> What the exercise asks
Output every line below exactly.

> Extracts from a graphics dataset

════════════════

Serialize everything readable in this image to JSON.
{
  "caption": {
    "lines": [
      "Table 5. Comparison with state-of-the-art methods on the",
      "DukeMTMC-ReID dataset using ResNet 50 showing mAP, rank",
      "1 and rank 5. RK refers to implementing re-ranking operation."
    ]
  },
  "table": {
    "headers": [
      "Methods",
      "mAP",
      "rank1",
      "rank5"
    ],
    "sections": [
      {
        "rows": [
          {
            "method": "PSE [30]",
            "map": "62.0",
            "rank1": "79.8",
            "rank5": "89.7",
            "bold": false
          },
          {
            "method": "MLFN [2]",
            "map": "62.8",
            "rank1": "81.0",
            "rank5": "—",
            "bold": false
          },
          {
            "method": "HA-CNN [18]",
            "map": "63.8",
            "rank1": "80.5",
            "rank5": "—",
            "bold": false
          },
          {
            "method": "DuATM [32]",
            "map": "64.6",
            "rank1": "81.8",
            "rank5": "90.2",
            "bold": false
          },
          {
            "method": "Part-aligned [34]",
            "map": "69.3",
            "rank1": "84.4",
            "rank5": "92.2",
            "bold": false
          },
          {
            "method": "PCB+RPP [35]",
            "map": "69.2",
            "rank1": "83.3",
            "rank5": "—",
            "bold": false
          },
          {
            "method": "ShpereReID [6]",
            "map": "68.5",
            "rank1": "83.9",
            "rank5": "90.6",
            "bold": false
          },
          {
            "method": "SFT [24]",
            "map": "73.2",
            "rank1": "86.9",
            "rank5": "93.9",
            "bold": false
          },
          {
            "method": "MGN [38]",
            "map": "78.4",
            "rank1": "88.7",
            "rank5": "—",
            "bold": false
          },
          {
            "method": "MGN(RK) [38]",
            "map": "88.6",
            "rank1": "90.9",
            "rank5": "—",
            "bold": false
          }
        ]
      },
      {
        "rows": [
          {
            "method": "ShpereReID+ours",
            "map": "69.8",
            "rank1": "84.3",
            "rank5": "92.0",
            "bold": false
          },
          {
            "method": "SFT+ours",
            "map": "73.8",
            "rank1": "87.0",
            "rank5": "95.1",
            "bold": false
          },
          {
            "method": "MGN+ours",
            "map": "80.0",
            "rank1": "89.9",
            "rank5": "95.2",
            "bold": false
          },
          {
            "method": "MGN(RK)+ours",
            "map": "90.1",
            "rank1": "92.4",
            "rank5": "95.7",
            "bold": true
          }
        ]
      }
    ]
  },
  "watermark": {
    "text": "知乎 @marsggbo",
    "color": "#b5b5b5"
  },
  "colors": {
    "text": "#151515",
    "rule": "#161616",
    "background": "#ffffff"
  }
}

════════════════

> Answer to the task
Serialize everything readable in this image to JSON.
{
  "caption": {
    "lines": [
      "Table 5. Comparison with state-of-the-art methods on the",
      "DukeMTMC-ReID dataset using ResNet 50 showing mAP, rank",
      "1 and rank 5. RK refers to implementing re-ranking operation."
    ]
  },
  "table": {
    "headers": [
      "Methods",
      "mAP",
      "rank1",
      "rank5"
    ],
    "sections": [
      {
        "rows": [
          {
            "method": "PSE [30]",
            "map": "62.0",
            "rank1": "79.8",
            "rank5": "89.7",
            "bold": false
          },
          {
            "method": "MLFN [2]",
            "map": "62.8",
            "rank1": "81.0",
            "rank5": "—",
            "bold": false
          },
          {
            "method": "HA-CNN [18]",
            "map": "63.8",
            "rank1": "80.5",
            "rank5": "—",
            "bold": false
          },
          {
            "method": "DuATM [32]",
            "map": "64.6",
            "rank1": "81.8",
            "rank5": "90.2",
            "bold": false
          },
          {
            "method": "Part-aligned [34]",
            "map": "69.3",
            "rank1": "84.4",
            "rank5": "92.2",
            "bold": false
          },
          {
            "method": "PCB+RPP [35]",
            "map": "69.2",
            "rank1": "83.3",
            "rank5": "—",
            "bold": false
          },
          {
            "method": "ShpereReID [6]",
            "map": "68.5",
            "rank1": "83.9",
            "rank5": "90.6",
            "bold": false
          },
          {
            "method": "SFT [24]",
            "map": "73.2",
            "rank1": "86.9",
            "rank5": "93.9",
            "bold": false
          },
          {
            "method": "MGN [38]",
            "map": "78.4",
            "rank1": "88.7",
            "rank5": "—",
            "bold": false
          },
          {
            "method": "MGN(RK) [38]",
            "map": "88.6",
            "rank1": "90.9",
            "rank5": "—",
            "bold": false
          }
        ]
      },
      {
        "rows": [
          {
            "method": "ShpereReID+ours",
            "map": "69.8",
            "rank1": "84.3",
            "rank5": "92.0",
            "bold": false
          },
          {
            "method": "SFT+ours",
            "map": "73.8",
            "rank1": "87.0",
            "rank5": "95.1",
            "bold": false
          },
          {
            "method": "MGN+ours",
            "map": "80.0",
            "rank1": "89.9",
            "rank5": "95.2",
            "bold": false
          },
          {
            "method": "MGN(RK)+ours",
            "map": "90.1",
            "rank1": "92.4",
            "rank5": "95.7",
            "bold": true
          }
        ]
      }
    ]
  },
  "watermark": {
    "text": "知乎 @marsggbo",
    "color": "#b5b5b5"
  },
  "colors": {
    "text": "#151515",
    "rule": "#161616",
    "background": "#ffffff"
  }
}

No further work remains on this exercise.